**文本内容**
***

CF 1550C

链接这里

题意：在区间内选取三个点，若两个点曼哈顿距离与XXX相等，则为Bad，否则为Good；
推一下可以发现，超过4个点，那么这个区间必为Bad，我们只需要枚举3个点与四个点是否为Bad就行。

#include<bits/stdc++.h>

using namespace std;

#define int long long
#define gcd(a, b) __gcd(a,b)
const long long mod = 1e9 + 7;
const int maxn = 1e5 + 5;

signed main() {
    cin.tie(nullptr)->sync_with_stdio(false);

    int t;
    cin >> t;
    while (t--) {
        int n;
        cin >> n;
        vector<int> a(n);
        int num = 0;
        for (int i = 0; i < n; ++i) {
            cin >> a[i];
        }
        for (int i = 0; i < n - 2; ++i) {
            if (a[i + 1] <= max(a[i + 2], a[i]) && a[i + 1] >= min(a[i], a[i + 2]));
            else {
                num++;
            }

        }
        for (int i = 0; i < n - 3; ++i) {

            if ((a[i + 1] <= max(a[i], a[i + 3]) && a[i + 1] >= min(a[i], a[i + 3])) ||
                (a[i + 2] <= max(a[i], a[i + 3]) && a[i + 2] >= min(a[i], a[i + 3])) ||
                (a[i + 1] <= max(a[i + 2], a[i]) && a[i + 1] >= min(a[i + 2], a[i])) ||
                (a[i + 2] <= max(a[i + 1], a[i + 3]) && a[i + 2] >= min(a[i + 1], a[i + 3])));
                //  cout << a[i] << ' ' << a[i + 1] << ' ' << a[i + 2] << endl;
            else {
                //cout << a[i] << endl;
                num++;
            }
        }
        cout << num + 2 * n - 1 << endl;
    }

    return 0;
}

***

**显示信息**

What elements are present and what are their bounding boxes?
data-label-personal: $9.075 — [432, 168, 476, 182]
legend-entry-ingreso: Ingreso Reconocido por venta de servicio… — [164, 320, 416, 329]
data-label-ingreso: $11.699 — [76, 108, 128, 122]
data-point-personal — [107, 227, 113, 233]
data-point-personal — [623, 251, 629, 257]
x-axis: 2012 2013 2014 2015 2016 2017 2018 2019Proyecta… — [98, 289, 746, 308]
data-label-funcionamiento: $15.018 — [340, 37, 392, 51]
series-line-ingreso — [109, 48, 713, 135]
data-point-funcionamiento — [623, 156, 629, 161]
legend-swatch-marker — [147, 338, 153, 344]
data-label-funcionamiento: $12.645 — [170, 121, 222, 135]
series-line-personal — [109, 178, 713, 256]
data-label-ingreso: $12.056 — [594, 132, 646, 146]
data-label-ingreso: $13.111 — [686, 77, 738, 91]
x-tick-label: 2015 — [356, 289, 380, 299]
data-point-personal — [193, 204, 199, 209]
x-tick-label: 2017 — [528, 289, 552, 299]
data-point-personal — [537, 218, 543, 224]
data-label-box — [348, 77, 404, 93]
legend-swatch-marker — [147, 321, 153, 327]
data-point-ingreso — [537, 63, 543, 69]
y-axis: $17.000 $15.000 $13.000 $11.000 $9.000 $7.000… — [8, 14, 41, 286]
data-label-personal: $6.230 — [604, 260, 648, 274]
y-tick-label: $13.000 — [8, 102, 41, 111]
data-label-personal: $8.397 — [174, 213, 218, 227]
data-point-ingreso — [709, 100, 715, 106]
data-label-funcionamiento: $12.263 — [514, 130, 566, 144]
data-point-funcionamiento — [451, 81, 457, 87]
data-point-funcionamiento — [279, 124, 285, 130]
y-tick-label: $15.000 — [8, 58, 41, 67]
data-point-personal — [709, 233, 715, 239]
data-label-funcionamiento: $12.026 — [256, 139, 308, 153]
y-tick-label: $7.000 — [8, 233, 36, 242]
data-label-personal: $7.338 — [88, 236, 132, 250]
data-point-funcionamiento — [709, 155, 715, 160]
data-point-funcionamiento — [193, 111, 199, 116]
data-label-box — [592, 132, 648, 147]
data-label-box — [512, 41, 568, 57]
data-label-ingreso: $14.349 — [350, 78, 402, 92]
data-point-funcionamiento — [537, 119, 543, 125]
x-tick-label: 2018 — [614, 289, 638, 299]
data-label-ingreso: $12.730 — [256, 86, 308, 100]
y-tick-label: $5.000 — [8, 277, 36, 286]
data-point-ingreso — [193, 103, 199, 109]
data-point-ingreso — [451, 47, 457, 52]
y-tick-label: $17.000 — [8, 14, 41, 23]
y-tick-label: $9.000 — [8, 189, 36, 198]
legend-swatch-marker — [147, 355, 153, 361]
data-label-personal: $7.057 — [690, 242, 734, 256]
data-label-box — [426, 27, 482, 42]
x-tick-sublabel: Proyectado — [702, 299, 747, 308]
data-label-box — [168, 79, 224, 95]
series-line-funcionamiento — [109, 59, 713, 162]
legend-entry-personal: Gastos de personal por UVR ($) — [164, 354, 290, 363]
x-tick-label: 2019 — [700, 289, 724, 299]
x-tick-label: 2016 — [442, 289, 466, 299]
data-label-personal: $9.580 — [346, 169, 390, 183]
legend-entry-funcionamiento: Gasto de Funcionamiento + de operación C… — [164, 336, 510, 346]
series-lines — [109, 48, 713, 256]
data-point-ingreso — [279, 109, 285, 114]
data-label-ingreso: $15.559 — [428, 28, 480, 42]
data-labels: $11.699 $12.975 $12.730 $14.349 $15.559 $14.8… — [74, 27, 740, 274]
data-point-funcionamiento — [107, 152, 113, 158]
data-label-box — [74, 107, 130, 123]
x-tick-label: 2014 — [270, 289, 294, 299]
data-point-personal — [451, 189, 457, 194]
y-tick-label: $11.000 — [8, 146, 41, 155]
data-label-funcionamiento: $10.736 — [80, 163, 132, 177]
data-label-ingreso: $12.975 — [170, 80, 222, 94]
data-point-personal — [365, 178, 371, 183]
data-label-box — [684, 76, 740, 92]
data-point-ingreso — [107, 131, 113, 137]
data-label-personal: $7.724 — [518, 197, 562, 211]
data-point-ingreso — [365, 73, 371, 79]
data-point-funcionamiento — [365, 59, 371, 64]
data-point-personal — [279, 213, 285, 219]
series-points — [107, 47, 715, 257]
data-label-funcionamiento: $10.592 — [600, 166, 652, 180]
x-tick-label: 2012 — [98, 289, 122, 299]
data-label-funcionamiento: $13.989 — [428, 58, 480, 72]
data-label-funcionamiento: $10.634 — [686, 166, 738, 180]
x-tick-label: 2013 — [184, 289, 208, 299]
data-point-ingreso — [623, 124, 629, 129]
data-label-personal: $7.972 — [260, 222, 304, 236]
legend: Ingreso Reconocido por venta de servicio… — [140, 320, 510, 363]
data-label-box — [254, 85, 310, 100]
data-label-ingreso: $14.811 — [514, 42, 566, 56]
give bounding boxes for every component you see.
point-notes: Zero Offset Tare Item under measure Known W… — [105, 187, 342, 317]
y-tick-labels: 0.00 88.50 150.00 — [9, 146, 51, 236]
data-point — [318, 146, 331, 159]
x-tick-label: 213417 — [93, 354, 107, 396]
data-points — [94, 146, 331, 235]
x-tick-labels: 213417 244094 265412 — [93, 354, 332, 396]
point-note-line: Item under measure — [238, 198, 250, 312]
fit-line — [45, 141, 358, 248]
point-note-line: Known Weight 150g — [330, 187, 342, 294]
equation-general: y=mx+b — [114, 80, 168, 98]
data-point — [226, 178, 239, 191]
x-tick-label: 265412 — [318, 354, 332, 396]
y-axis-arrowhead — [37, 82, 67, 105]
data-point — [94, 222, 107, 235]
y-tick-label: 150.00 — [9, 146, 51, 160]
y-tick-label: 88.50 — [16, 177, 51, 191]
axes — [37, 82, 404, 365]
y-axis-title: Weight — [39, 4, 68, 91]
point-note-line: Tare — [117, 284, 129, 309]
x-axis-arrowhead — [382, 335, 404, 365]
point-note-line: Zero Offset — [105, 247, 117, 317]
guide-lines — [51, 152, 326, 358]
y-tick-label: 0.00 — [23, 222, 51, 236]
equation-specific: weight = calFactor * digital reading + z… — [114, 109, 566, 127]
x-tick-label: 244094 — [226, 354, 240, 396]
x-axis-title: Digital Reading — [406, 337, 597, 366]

***

**任务**
1: 逐字摘录CF 1550C题解中从“题意：在区间内选取三个点，若”到“gcd(a, b) __gcd(a,b)”的一段。
2: 根据CF 1550C题解回答：
(a) 文中说点数超过多少个时，区间必为Bad？
(b) 代码中常量mod被定义为什么值？
(c) 每组数据最后输出的表达式是什么？

**解答**
1:
题意：在区间内选取三个点，若两个点曼哈顿距离与XXX相等，则为Bad，否则为Good；
推一下可以发现，超过4个点，那么这个区间必为Bad，我们只需要枚举3个点与四个点是否为Bad就行。

#include<bits/stdc++.h>

using namespace std;

#define int long long
#define gcd(a, b) __gcd(a,b)

2:
(a) 超过4个点。
(b) 1e9 + 7
(c) num + 2 * n - 1